Data shown:
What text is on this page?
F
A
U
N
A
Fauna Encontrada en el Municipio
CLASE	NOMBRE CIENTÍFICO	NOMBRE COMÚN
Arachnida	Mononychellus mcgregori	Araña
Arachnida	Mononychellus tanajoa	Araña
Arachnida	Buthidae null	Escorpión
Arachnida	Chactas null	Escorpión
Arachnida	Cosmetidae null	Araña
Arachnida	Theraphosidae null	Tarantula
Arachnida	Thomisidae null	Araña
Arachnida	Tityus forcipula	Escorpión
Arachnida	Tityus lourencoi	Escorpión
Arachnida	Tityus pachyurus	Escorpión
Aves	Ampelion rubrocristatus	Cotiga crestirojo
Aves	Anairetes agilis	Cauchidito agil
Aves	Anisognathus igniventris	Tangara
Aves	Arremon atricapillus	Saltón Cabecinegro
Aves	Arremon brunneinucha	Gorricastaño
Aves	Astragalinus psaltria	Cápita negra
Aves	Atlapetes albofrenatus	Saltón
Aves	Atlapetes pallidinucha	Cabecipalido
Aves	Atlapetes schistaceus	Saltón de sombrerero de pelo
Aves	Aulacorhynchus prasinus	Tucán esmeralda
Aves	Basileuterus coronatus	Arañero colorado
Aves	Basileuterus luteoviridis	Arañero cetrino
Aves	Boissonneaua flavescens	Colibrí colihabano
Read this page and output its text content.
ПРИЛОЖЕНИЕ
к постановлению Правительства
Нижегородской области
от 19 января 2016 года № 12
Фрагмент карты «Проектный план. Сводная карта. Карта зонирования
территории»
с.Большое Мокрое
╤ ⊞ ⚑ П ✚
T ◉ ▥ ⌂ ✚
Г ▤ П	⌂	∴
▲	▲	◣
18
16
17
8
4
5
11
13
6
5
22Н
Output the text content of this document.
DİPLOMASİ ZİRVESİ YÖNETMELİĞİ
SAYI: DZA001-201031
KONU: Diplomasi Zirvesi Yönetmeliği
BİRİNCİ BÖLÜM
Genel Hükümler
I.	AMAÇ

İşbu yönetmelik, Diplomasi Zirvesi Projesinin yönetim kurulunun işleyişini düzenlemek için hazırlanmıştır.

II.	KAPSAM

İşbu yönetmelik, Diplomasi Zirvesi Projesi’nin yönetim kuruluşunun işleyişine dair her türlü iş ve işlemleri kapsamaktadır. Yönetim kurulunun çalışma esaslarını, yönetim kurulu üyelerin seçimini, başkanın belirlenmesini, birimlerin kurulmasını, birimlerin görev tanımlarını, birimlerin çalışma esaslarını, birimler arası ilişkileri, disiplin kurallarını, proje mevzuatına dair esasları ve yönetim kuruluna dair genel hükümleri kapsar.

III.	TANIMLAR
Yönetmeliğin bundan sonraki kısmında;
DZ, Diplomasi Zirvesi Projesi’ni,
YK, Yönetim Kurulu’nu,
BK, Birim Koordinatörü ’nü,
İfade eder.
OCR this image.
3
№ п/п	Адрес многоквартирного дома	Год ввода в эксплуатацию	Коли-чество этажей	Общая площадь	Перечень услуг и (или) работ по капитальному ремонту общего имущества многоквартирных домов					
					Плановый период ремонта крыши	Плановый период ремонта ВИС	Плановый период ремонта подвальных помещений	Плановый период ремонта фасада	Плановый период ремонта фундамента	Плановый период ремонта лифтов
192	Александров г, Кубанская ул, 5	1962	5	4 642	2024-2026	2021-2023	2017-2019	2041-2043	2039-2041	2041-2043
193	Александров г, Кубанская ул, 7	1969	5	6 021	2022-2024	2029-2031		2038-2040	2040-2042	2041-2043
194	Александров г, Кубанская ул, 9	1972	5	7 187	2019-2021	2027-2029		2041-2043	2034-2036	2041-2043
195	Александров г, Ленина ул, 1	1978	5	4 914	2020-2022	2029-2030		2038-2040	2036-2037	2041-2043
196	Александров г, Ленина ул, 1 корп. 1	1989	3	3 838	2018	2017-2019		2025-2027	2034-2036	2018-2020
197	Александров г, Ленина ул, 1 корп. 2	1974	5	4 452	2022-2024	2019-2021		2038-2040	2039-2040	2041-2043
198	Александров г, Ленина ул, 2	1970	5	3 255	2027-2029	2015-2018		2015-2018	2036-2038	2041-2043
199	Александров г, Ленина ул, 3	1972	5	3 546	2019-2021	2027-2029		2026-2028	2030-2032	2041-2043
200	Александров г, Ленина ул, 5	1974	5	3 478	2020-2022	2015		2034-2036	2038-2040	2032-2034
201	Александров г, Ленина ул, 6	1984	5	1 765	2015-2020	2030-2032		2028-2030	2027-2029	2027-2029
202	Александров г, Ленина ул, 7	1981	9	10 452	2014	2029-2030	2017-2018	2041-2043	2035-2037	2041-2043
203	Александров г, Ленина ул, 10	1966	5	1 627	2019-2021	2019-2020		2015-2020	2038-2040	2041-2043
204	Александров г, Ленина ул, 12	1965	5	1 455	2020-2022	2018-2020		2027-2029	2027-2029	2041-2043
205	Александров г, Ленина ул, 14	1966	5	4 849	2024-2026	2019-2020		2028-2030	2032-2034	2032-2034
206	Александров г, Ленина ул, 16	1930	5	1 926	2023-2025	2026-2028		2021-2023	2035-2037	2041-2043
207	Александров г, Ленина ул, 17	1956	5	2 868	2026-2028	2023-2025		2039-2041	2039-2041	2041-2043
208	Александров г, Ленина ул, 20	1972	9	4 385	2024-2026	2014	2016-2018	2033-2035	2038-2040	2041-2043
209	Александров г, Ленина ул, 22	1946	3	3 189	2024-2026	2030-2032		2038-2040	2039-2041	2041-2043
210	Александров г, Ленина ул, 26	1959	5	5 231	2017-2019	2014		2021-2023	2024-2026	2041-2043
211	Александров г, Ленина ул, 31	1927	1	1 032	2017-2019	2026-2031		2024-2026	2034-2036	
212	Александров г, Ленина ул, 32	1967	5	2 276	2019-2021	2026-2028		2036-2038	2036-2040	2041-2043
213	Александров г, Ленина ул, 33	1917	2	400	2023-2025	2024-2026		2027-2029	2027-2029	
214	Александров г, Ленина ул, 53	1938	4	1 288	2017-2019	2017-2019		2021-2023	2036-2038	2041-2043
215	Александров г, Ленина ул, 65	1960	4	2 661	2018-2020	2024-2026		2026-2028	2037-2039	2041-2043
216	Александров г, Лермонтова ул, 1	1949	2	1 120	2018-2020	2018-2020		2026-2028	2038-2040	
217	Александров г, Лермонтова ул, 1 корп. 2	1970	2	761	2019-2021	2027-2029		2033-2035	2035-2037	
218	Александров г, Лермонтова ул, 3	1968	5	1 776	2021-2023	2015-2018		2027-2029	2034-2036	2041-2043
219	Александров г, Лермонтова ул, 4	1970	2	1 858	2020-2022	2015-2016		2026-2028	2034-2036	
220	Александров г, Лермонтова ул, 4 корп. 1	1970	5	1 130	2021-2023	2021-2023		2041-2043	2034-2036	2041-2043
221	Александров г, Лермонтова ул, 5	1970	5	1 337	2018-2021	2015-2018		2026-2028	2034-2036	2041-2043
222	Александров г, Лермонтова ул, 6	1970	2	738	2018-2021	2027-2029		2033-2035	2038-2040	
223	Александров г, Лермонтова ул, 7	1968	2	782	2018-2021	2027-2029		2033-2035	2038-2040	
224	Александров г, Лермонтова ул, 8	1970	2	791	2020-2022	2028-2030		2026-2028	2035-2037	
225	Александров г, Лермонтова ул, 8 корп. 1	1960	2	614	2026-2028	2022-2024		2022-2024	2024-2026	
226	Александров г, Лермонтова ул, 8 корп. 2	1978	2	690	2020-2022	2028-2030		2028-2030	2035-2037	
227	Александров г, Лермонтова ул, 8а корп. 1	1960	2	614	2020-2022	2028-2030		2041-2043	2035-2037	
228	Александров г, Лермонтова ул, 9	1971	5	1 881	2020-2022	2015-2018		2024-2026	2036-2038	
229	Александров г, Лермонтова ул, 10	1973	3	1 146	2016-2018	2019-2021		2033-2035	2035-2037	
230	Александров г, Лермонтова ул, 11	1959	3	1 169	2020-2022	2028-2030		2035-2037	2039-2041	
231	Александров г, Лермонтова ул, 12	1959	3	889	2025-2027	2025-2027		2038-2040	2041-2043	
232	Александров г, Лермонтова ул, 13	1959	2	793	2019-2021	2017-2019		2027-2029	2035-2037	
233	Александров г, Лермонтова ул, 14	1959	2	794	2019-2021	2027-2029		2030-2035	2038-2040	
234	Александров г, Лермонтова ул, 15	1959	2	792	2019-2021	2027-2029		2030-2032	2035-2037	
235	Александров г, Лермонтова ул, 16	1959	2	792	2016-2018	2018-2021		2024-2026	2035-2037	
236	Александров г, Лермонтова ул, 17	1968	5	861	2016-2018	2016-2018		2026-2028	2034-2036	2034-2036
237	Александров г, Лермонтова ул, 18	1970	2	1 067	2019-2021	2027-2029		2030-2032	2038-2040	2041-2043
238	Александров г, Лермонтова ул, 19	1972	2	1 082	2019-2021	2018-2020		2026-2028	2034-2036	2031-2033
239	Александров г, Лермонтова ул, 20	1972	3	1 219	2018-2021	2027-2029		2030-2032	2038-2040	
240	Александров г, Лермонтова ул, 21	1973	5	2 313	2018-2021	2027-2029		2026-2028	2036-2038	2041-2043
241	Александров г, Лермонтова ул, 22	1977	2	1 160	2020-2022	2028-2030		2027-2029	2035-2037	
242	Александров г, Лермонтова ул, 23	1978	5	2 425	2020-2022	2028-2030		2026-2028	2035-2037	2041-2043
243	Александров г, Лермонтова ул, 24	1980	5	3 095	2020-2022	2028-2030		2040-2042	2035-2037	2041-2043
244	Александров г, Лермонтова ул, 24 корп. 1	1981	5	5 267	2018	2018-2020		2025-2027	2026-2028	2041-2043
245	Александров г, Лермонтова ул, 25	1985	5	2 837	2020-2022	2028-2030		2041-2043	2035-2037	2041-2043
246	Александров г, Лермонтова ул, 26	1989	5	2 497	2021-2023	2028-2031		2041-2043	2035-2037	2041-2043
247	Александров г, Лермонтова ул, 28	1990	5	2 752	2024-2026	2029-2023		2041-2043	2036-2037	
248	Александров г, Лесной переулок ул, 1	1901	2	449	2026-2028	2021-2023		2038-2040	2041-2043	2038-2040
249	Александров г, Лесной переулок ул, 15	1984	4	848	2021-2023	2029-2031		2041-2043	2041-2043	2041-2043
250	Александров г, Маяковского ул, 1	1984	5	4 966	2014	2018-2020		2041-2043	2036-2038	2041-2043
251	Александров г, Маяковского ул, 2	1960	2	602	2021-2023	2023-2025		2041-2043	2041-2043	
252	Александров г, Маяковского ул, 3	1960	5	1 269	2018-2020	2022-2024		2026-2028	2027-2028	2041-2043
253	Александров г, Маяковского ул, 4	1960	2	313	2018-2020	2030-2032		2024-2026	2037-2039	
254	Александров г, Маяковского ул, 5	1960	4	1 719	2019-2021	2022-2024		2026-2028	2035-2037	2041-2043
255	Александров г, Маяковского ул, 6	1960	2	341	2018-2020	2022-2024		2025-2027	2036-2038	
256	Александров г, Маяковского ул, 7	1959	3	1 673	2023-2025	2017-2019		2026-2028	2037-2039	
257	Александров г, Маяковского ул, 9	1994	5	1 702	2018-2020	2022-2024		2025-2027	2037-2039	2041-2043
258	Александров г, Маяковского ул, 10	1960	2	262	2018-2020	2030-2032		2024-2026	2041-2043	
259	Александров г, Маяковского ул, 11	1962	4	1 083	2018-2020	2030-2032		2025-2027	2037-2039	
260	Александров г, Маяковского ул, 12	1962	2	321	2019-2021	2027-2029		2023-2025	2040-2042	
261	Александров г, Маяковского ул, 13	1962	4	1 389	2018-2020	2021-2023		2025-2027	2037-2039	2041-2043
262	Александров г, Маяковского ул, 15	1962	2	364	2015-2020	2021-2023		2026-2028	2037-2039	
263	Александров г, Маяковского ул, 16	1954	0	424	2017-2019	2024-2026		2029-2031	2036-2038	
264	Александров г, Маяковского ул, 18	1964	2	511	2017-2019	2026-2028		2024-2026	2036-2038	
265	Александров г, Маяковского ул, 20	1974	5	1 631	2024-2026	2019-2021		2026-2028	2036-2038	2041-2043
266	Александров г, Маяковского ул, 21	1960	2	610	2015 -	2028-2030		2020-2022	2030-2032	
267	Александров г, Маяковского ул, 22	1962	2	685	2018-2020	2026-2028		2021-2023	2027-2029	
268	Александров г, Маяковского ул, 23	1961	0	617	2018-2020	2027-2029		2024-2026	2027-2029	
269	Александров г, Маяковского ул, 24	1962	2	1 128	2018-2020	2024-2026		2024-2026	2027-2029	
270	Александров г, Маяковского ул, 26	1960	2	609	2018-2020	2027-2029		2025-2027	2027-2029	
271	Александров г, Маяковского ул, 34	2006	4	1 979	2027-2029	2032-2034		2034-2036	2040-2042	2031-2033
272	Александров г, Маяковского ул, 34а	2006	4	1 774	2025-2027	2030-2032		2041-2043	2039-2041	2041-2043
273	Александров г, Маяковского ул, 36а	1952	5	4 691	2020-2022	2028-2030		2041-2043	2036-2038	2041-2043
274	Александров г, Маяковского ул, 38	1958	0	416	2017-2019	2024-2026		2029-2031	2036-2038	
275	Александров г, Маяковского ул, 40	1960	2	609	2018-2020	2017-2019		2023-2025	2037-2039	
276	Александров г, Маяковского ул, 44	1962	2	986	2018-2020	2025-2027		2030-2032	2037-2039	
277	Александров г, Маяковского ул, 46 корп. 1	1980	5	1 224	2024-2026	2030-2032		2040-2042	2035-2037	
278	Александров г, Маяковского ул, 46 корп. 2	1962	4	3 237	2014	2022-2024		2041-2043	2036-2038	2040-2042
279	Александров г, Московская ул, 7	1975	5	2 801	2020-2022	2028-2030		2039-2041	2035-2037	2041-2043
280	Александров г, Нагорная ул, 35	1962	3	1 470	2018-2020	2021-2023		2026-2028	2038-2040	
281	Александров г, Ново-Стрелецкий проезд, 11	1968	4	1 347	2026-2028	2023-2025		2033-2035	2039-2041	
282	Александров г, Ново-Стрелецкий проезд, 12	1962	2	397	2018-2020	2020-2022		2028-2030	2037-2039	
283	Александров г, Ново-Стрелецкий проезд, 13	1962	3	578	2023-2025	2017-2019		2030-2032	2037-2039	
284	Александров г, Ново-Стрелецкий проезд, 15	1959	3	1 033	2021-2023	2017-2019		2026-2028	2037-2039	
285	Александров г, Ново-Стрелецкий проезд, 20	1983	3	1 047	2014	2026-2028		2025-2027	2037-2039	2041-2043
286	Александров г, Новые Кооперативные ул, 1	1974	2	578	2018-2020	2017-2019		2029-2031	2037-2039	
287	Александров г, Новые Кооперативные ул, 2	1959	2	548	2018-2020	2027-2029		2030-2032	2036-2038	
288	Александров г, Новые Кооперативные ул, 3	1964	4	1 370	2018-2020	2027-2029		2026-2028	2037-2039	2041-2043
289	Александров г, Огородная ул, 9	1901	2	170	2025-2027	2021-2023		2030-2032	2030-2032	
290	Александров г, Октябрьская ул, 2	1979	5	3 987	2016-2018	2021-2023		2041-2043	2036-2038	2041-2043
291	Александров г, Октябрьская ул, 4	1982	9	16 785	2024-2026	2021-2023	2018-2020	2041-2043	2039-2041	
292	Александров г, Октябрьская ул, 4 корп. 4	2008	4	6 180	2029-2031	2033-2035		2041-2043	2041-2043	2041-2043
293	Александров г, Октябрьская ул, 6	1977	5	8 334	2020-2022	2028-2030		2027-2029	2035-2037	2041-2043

Set exercise: Return every line above in which the string "Mononychellus" occurs.

Full answer:
Arachnida	Mononychellus mcgregori	Araña
Arachnida	Mononychellus tanajoa	Araña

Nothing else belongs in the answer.